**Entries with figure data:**
## START
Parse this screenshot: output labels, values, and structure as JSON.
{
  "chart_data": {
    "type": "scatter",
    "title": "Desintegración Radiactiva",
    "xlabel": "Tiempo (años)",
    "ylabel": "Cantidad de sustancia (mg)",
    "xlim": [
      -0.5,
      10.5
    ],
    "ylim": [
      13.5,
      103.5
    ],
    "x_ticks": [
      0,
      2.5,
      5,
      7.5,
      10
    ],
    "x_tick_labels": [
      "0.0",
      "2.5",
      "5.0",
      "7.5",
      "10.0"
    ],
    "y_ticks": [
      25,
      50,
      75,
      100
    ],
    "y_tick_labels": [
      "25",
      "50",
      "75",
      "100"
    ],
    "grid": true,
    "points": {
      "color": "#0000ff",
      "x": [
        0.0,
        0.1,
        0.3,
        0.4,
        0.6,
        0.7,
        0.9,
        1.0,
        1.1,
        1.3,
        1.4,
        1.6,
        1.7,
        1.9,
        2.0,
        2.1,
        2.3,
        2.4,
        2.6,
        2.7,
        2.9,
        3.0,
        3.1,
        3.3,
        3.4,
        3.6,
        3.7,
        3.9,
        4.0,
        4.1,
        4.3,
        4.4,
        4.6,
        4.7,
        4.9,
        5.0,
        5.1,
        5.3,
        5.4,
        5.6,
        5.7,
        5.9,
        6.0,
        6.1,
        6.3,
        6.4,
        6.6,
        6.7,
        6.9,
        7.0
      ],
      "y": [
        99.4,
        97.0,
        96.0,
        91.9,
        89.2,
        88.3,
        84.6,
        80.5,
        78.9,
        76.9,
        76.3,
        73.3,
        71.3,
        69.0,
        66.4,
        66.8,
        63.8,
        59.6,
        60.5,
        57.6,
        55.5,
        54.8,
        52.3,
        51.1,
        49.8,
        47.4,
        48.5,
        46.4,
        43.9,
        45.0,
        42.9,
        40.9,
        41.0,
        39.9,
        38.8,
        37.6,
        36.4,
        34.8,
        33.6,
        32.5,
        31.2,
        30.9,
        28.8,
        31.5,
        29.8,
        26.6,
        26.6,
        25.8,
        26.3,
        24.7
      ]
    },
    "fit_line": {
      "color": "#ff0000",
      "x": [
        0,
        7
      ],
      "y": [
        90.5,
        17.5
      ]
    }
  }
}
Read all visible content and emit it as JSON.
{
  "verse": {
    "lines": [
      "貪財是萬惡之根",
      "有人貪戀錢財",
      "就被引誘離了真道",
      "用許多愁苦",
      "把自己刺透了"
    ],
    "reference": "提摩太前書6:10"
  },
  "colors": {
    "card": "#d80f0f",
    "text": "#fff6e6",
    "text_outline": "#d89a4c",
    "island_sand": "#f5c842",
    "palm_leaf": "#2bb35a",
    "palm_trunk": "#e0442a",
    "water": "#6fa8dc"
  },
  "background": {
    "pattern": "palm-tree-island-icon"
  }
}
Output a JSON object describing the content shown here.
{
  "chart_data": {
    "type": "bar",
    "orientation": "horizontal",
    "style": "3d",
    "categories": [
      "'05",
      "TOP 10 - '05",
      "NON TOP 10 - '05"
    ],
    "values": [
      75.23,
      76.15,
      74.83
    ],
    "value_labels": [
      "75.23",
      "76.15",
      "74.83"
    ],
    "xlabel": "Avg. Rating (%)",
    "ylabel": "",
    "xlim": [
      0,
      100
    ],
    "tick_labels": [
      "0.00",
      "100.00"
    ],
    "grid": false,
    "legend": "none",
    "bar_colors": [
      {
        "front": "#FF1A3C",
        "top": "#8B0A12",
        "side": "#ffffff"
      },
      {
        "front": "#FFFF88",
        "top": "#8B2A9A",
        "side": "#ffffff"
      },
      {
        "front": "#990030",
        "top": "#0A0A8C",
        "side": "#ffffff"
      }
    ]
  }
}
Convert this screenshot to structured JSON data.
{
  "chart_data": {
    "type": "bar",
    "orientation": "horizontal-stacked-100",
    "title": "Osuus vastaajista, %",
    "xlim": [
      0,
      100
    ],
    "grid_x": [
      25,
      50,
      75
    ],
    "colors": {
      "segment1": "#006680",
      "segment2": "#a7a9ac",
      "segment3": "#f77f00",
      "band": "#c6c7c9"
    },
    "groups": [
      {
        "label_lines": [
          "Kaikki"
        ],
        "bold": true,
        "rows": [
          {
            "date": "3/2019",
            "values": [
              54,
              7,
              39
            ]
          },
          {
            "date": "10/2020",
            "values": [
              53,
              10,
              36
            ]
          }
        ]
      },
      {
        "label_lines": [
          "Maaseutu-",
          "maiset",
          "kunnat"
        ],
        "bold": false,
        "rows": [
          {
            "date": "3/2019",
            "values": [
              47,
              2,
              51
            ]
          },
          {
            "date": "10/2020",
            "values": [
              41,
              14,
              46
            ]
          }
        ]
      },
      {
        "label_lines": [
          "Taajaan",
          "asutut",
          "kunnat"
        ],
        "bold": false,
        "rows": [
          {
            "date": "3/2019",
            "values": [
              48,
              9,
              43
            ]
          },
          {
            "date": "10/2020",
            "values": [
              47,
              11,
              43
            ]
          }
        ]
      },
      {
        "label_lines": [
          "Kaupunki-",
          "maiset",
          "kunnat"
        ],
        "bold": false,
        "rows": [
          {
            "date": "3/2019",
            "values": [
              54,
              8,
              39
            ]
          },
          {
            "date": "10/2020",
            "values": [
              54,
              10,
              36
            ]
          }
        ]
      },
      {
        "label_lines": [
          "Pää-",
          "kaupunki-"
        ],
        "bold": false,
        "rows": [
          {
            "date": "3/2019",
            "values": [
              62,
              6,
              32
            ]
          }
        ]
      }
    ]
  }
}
## END
## START
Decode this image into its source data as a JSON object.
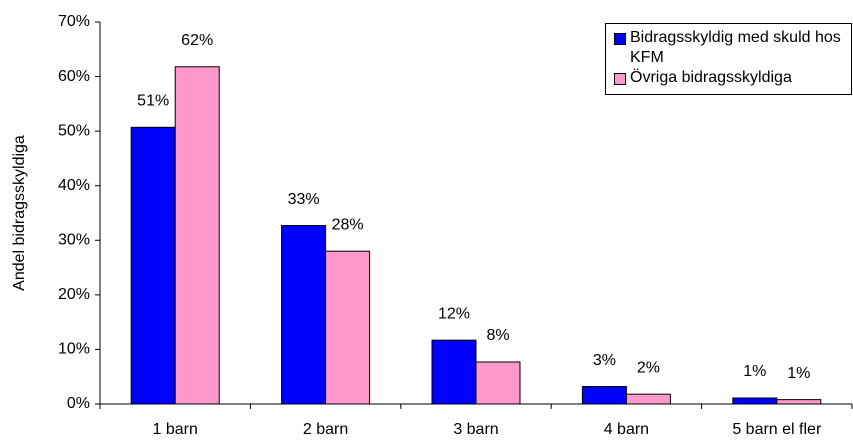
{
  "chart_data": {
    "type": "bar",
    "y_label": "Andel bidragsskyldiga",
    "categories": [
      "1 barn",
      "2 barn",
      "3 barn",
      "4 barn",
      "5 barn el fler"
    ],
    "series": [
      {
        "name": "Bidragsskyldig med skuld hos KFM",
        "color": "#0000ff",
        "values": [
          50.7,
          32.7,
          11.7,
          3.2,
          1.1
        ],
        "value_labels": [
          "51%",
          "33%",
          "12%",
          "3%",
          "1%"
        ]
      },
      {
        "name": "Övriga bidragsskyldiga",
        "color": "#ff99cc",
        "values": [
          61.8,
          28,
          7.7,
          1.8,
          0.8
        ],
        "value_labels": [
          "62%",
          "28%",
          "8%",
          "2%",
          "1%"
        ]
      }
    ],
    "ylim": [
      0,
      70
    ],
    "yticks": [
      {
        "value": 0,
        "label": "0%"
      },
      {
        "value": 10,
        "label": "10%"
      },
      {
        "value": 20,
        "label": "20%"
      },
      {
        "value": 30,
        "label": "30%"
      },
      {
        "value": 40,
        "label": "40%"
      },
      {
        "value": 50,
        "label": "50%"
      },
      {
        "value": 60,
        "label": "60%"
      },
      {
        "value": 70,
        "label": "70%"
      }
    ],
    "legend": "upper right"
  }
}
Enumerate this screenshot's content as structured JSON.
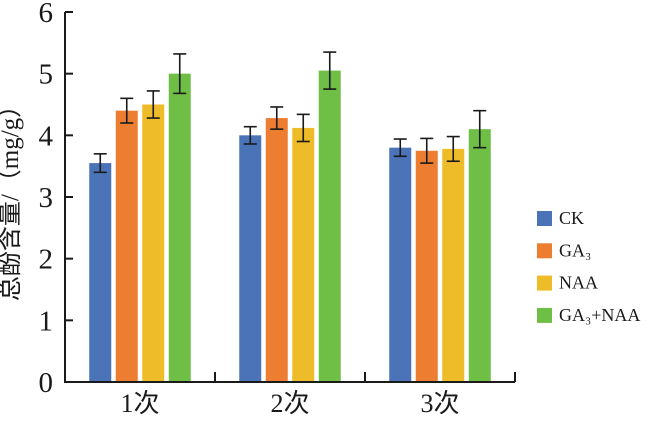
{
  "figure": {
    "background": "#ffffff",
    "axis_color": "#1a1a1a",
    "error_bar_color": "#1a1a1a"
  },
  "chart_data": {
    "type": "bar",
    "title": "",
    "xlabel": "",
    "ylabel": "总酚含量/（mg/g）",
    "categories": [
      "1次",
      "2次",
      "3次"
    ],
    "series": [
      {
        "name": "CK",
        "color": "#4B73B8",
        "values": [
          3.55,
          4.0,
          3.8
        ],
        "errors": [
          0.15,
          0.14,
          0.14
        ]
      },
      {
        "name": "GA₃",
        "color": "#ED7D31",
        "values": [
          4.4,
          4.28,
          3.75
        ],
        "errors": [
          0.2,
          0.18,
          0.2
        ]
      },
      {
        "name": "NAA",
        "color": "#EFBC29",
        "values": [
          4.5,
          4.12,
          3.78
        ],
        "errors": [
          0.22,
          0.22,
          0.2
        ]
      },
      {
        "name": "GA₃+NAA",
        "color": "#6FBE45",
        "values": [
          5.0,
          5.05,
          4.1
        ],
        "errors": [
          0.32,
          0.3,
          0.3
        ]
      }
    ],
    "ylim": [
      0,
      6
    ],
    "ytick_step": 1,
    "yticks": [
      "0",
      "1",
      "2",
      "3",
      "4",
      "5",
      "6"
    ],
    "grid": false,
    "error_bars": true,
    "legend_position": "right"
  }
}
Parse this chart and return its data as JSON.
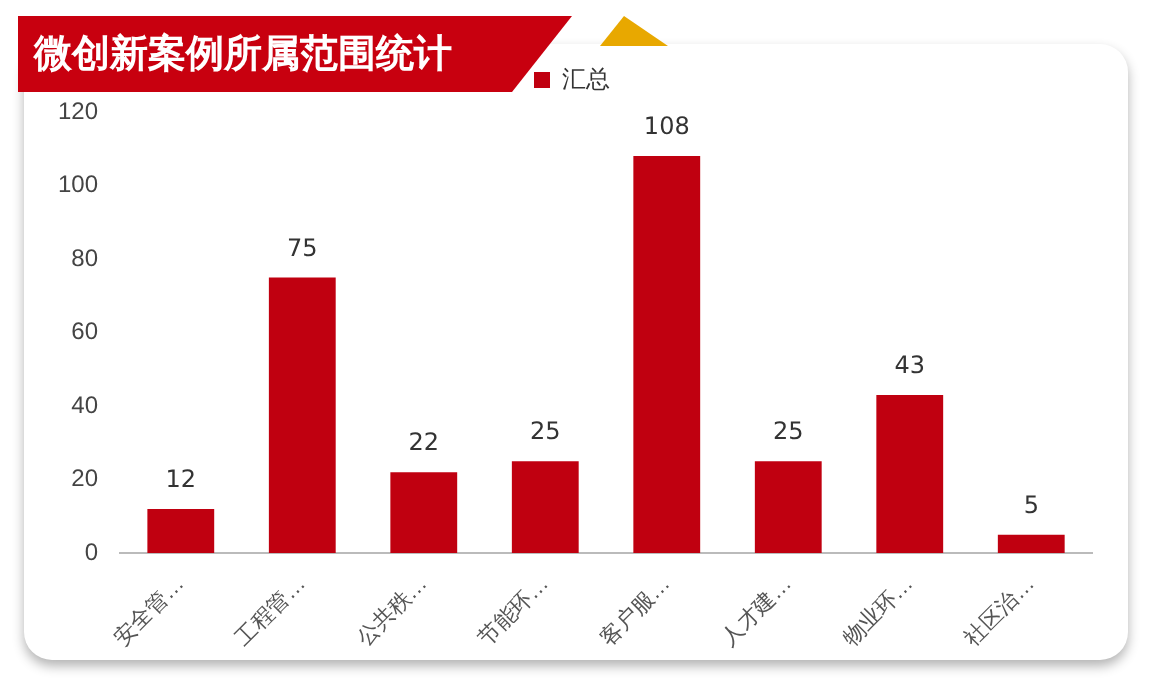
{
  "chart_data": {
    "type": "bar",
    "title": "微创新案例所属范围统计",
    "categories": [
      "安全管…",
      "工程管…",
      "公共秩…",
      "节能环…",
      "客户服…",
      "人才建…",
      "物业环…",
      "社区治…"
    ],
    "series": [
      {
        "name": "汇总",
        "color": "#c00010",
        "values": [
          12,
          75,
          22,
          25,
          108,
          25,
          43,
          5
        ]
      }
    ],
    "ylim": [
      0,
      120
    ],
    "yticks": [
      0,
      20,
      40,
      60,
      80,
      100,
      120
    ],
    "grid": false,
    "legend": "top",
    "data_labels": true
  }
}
## END
Go through the listing above and return every line where the word "title" occurs.

**SOLUTION TO THE PROBLEM:**
    "title": "Desintegración Radiactiva",
    "title": "Osuus vastaajista, %",
    "title": "",
    "title": "微创新案例所属范围统计",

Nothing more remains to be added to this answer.